» **DATA TO PROCESS**
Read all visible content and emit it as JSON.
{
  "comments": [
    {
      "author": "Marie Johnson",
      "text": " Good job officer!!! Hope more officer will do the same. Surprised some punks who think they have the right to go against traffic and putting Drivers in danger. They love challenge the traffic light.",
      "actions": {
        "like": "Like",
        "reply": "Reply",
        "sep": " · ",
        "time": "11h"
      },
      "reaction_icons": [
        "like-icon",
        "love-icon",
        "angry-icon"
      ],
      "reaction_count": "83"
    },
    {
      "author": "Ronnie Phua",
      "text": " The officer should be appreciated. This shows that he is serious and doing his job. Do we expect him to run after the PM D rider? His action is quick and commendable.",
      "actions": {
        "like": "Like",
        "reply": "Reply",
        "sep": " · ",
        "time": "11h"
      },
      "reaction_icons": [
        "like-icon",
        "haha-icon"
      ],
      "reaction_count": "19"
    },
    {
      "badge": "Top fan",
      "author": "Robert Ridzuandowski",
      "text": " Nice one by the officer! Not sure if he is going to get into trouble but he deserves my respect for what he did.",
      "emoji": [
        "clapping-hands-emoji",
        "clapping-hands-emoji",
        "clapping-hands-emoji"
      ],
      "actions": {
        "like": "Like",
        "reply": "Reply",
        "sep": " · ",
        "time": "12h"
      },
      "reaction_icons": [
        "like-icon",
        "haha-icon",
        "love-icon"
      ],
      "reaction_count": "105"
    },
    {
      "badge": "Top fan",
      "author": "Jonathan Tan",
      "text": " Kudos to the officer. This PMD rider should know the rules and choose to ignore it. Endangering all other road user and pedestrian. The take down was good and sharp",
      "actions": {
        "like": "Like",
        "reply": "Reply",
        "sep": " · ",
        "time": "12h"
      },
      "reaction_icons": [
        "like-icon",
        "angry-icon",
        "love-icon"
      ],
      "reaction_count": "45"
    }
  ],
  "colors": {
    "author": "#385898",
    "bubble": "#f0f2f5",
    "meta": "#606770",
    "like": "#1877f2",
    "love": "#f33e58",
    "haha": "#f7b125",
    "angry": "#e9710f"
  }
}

» **SHORT TASK**
Please output the entire listing exactly as it stands.

» **SOLUTION TO THIS PROBLEM**
Read all visible content and emit it as JSON.
{
  "comments": [
    {
      "author": "Marie Johnson",
      "text": " Good job officer!!! Hope more officer will do the same. Surprised some punks who think they have the right to go against traffic and putting Drivers in danger. They love challenge the traffic light.",
      "actions": {
        "like": "Like",
        "reply": "Reply",
        "sep": " · ",
        "time": "11h"
      },
      "reaction_icons": [
        "like-icon",
        "love-icon",
        "angry-icon"
      ],
      "reaction_count": "83"
    },
    {
      "author": "Ronnie Phua",
      "text": " The officer should be appreciated. This shows that he is serious and doing his job. Do we expect him to run after the PM D rider? His action is quick and commendable.",
      "actions": {
        "like": "Like",
        "reply": "Reply",
        "sep": " · ",
        "time": "11h"
      },
      "reaction_icons": [
        "like-icon",
        "haha-icon"
      ],
      "reaction_count": "19"
    },
    {
      "badge": "Top fan",
      "author": "Robert Ridzuandowski",
      "text": " Nice one by the officer! Not sure if he is going to get into trouble but he deserves my respect for what he did.",
      "emoji": [
        "clapping-hands-emoji",
        "clapping-hands-emoji",
        "clapping-hands-emoji"
      ],
      "actions": {
        "like": "Like",
        "reply": "Reply",
        "sep": " · ",
        "time": "12h"
      },
      "reaction_icons": [
        "like-icon",
        "haha-icon",
        "love-icon"
      ],
      "reaction_count": "105"
    },
    {
      "badge": "Top fan",
      "author": "Jonathan Tan",
      "text": " Kudos to the officer. This PMD rider should know the rules and choose to ignore it. Endangering all other road user and pedestrian. The take down was good and sharp",
      "actions": {
        "like": "Like",
        "reply": "Reply",
        "sep": " · ",
        "time": "12h"
      },
      "reaction_icons": [
        "like-icon",
        "angry-icon",
        "love-icon"
      ],
      "reaction_count": "45"
    }
  ],
  "colors": {
    "author": "#385898",
    "bubble": "#f0f2f5",
    "meta": "#606770",
    "like": "#1877f2",
    "love": "#f33e58",
    "haha": "#f7b125",
    "angry": "#e9710f"
  }
}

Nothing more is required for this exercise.